# start of SOURCE RECORDS

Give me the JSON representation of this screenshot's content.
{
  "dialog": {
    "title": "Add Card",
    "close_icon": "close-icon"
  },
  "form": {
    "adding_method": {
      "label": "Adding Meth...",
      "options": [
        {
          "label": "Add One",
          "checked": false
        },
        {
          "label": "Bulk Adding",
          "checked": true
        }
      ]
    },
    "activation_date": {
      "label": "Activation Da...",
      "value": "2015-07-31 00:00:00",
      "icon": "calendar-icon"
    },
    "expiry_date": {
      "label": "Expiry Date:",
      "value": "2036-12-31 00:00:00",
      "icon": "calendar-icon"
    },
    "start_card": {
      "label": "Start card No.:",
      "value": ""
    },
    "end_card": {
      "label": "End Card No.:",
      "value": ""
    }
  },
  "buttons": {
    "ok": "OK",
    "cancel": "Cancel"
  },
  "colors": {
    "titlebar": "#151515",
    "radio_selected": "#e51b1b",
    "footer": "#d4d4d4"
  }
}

# end of SOURCE RECORDS

• EXERCISE DESCRIPTION
Repeat the lines above exactly.

• EXPECTED OUTPUT
Give me the JSON representation of this screenshot's content.
{
  "dialog": {
    "title": "Add Card",
    "close_icon": "close-icon"
  },
  "form": {
    "adding_method": {
      "label": "Adding Meth...",
      "options": [
        {
          "label": "Add One",
          "checked": false
        },
        {
          "label": "Bulk Adding",
          "checked": true
        }
      ]
    },
    "activation_date": {
      "label": "Activation Da...",
      "value": "2015-07-31 00:00:00",
      "icon": "calendar-icon"
    },
    "expiry_date": {
      "label": "Expiry Date:",
      "value": "2036-12-31 00:00:00",
      "icon": "calendar-icon"
    },
    "start_card": {
      "label": "Start card No.:",
      "value": ""
    },
    "end_card": {
      "label": "End Card No.:",
      "value": ""
    }
  },
  "buttons": {
    "ok": "OK",
    "cancel": "Cancel"
  },
  "colors": {
    "titlebar": "#151515",
    "radio_selected": "#e51b1b",
    "footer": "#d4d4d4"
  }
}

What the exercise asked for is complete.